-- DIRECTIONS FOR THIS TASK --
Leave out the pictures and copy every record exactly.

::: DATA SECTION :::

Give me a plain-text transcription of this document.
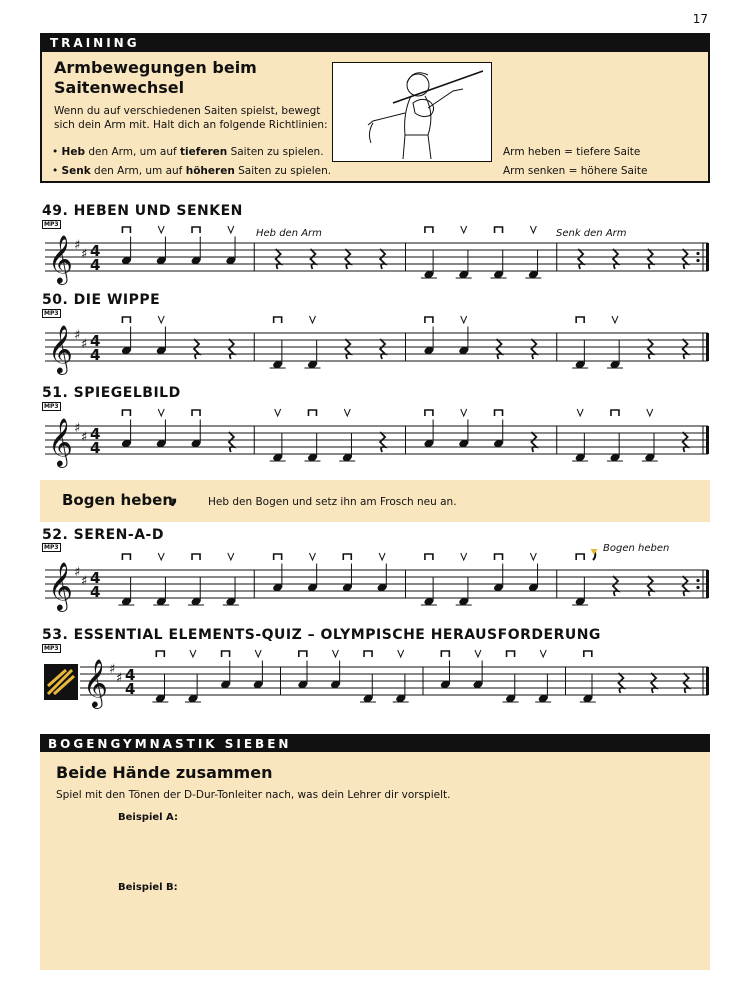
17
TRAINING
Armbewegungen beim
Saitenwechsel
Wenn du auf verschiedenen Saiten spielst, bewegt
sich dein Arm mit. Halt dich an folgende Richtlinien:
• Heb den Arm, um auf tieferen Saiten zu spielen.
• Senk den Arm, um auf höheren Saiten zu spielen.
Arm heben = tiefere Saite
Arm senken = höhere Saite
𝄞 ♯
♯ 4
4
𝄞 ♯
♯ 4
4
𝄞 ♯
♯ 4
4
𝄞 ♯
♯ 4
4
𝄞 ♯
♯ 4
4
49. HEBEN UND SENKEN
MP3
Heb den Arm	Senk den Arm
50. DIE WIPPE
MP3
51. SPIEGELBILD
MP3
Bogen heben
,	Heb den Bogen und setz ihn am Frosch neu an.
52. SEREN-A-D
MP3	Bogen heben
53. ESSENTIAL ELEMENTS-QUIZ – OLYMPISCHE HERAUSFORDERUNG
MP3
BOGENGYMNASTIK SIEBEN
Beide Hände zusammen
Spiel mit den Tönen der D-Dur-Tonleiter nach, was dein Lehrer dir vorspielt.
Beispiel A:
Beispiel B:
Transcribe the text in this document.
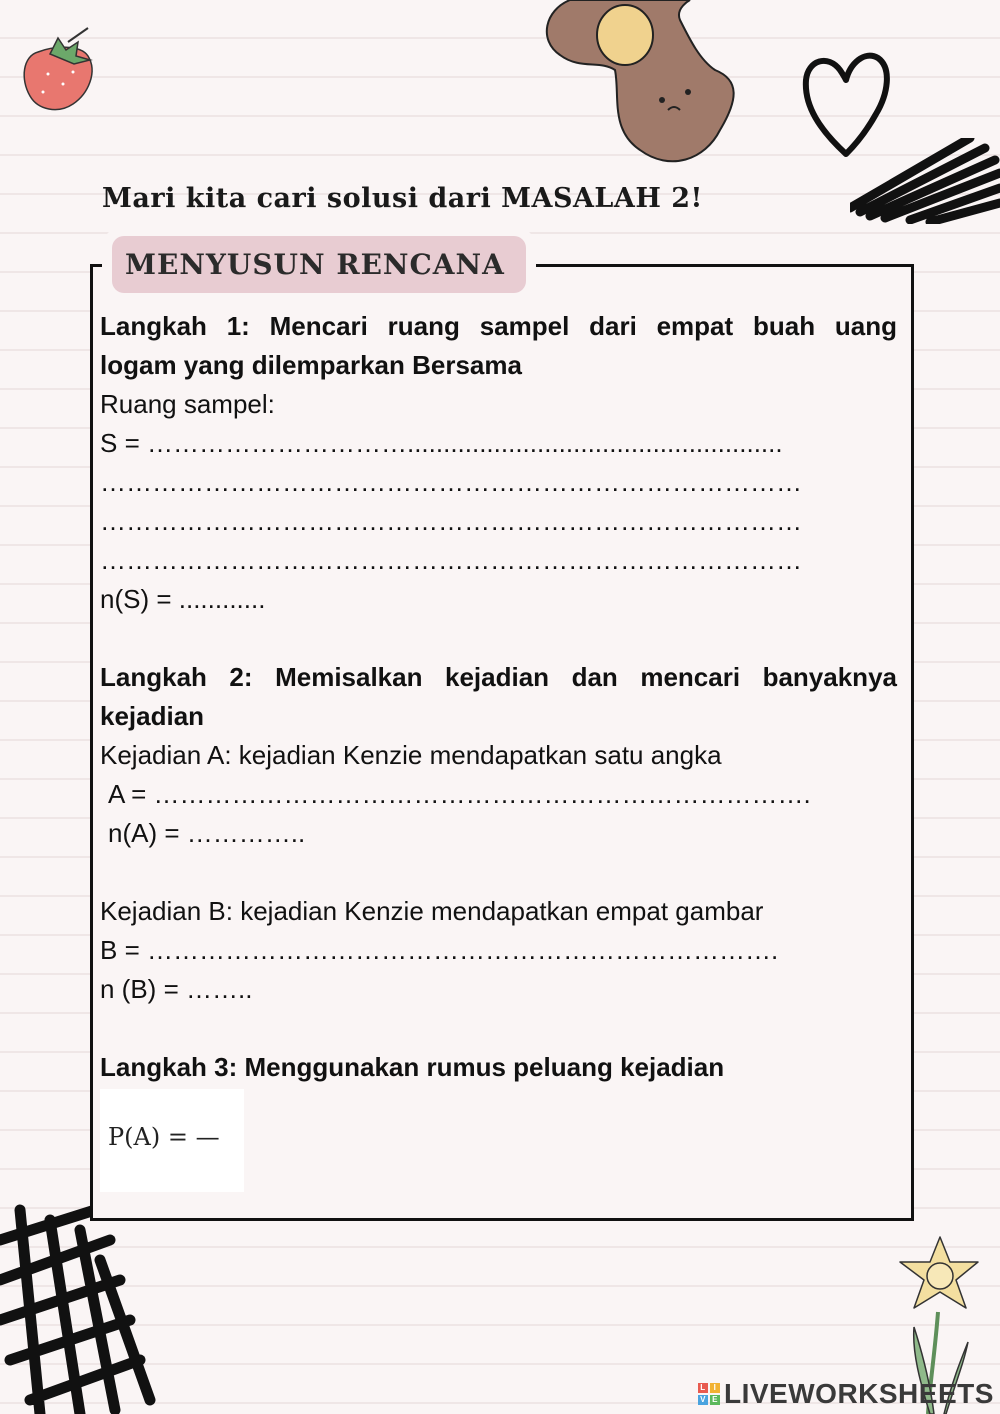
Mari kita cari solusi dari MASALAH 2!
MENYUSUN RENCANA
Langkah 1: Mencari ruang sampel dari empat buah uang
logam yang dilemparkan Bersama
Ruang sampel:
S = …………………………....................................................
………………………………………………………………………
………………………………………………………………………
………………………………………………………………………
n(S) = ............
Langkah 2: Memisalkan kejadian dan mencari banyaknya
kejadian
Kejadian A: kejadian Kenzie mendapatkan satu angka
A = ………………………………………………………………….
n(A) = …………..
Kejadian B: kejadian Kenzie mendapatkan empat gambar
B = ……………………………………………………………….
n (B) = ……..
Langkah 3: Menggunakan rumus peluang kejadian
P(A) = —
L I
V E LIVEWORKSHEETS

:::

-- EXPECTED OUTPUT --
Give me a plain-text transcription of this document.
17
TRAINING
Armbewegungen beim
Saitenwechsel
Wenn du auf verschiedenen Saiten spielst, bewegt
sich dein Arm mit. Halt dich an folgende Richtlinien:
• Heb den Arm, um auf tieferen Saiten zu spielen.
• Senk den Arm, um auf höheren Saiten zu spielen.
Arm heben = tiefere Saite
Arm senken = höhere Saite
𝄞 ♯
♯ 4
4
𝄞 ♯
♯ 4
4
𝄞 ♯
♯ 4
4
𝄞 ♯
♯ 4
4
𝄞 ♯
♯ 4
4
49. HEBEN UND SENKEN
MP3
Heb den Arm	Senk den Arm
50. DIE WIPPE
MP3
51. SPIEGELBILD
MP3
Bogen heben
,	Heb den Bogen und setz ihn am Frosch neu an.
52. SEREN-A-D
MP3	Bogen heben
53. ESSENTIAL ELEMENTS-QUIZ – OLYMPISCHE HERAUSFORDERUNG
MP3
BOGENGYMNASTIK SIEBEN
Beide Hände zusammen
Spiel mit den Tönen der D-Dur-Tonleiter nach, was dein Lehrer dir vorspielt.
Beispiel A:
Beispiel B:
Transcribe the text in this document.
Mari kita cari solusi dari MASALAH 2!
MENYUSUN RENCANA
Langkah 1: Mencari ruang sampel dari empat buah uang
logam yang dilemparkan Bersama
Ruang sampel:
S = …………………………....................................................
………………………………………………………………………
………………………………………………………………………
………………………………………………………………………
n(S) = ............
Langkah 2: Memisalkan kejadian dan mencari banyaknya
kejadian
Kejadian A: kejadian Kenzie mendapatkan satu angka
A = ………………………………………………………………….
n(A) = …………..
Kejadian B: kejadian Kenzie mendapatkan empat gambar
B = ……………………………………………………………….
n (B) = ……..
Langkah 3: Menggunakan rumus peluang kejadian
P(A) = —
L I
V E LIVEWORKSHEETS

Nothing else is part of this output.